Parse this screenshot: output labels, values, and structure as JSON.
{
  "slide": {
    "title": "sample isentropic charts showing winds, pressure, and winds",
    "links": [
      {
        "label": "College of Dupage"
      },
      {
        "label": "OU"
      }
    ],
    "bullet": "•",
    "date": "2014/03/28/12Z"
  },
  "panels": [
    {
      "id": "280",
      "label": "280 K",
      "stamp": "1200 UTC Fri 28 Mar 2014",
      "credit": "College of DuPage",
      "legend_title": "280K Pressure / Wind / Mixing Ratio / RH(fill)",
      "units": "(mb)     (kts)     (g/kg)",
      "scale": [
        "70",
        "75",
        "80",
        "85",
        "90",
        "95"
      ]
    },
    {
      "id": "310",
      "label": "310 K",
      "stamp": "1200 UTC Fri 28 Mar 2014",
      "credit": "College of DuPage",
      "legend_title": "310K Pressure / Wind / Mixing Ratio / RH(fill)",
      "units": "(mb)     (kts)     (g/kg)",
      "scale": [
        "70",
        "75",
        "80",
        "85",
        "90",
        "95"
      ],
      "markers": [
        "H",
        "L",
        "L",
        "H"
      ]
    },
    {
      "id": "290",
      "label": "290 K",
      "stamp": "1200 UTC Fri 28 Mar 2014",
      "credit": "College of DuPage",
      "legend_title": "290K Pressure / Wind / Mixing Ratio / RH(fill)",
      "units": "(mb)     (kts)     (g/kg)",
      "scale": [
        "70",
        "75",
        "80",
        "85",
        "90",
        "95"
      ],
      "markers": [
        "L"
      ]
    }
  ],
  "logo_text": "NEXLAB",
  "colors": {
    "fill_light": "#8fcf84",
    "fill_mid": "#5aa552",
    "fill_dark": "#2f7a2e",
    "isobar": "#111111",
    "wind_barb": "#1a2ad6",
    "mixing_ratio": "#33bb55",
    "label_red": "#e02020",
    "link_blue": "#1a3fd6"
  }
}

--- --- ---

Exercise
Write out every record shown above, word for word.

Written reply
Parse this screenshot: output labels, values, and structure as JSON.
{
  "slide": {
    "title": "sample isentropic charts showing winds, pressure, and winds",
    "links": [
      {
        "label": "College of Dupage"
      },
      {
        "label": "OU"
      }
    ],
    "bullet": "•",
    "date": "2014/03/28/12Z"
  },
  "panels": [
    {
      "id": "280",
      "label": "280 K",
      "stamp": "1200 UTC Fri 28 Mar 2014",
      "credit": "College of DuPage",
      "legend_title": "280K Pressure / Wind / Mixing Ratio / RH(fill)",
      "units": "(mb)     (kts)     (g/kg)",
      "scale": [
        "70",
        "75",
        "80",
        "85",
        "90",
        "95"
      ]
    },
    {
      "id": "310",
      "label": "310 K",
      "stamp": "1200 UTC Fri 28 Mar 2014",
      "credit": "College of DuPage",
      "legend_title": "310K Pressure / Wind / Mixing Ratio / RH(fill)",
      "units": "(mb)     (kts)     (g/kg)",
      "scale": [
        "70",
        "75",
        "80",
        "85",
        "90",
        "95"
      ],
      "markers": [
        "H",
        "L",
        "L",
        "H"
      ]
    },
    {
      "id": "290",
      "label": "290 K",
      "stamp": "1200 UTC Fri 28 Mar 2014",
      "credit": "College of DuPage",
      "legend_title": "290K Pressure / Wind / Mixing Ratio / RH(fill)",
      "units": "(mb)     (kts)     (g/kg)",
      "scale": [
        "70",
        "75",
        "80",
        "85",
        "90",
        "95"
      ],
      "markers": [
        "L"
      ]
    }
  ],
  "logo_text": "NEXLAB",
  "colors": {
    "fill_light": "#8fcf84",
    "fill_mid": "#5aa552",
    "fill_dark": "#2f7a2e",
    "isobar": "#111111",
    "wind_barb": "#1a2ad6",
    "mixing_ratio": "#33bb55",
    "label_red": "#e02020",
    "link_blue": "#1a3fd6"
  }
}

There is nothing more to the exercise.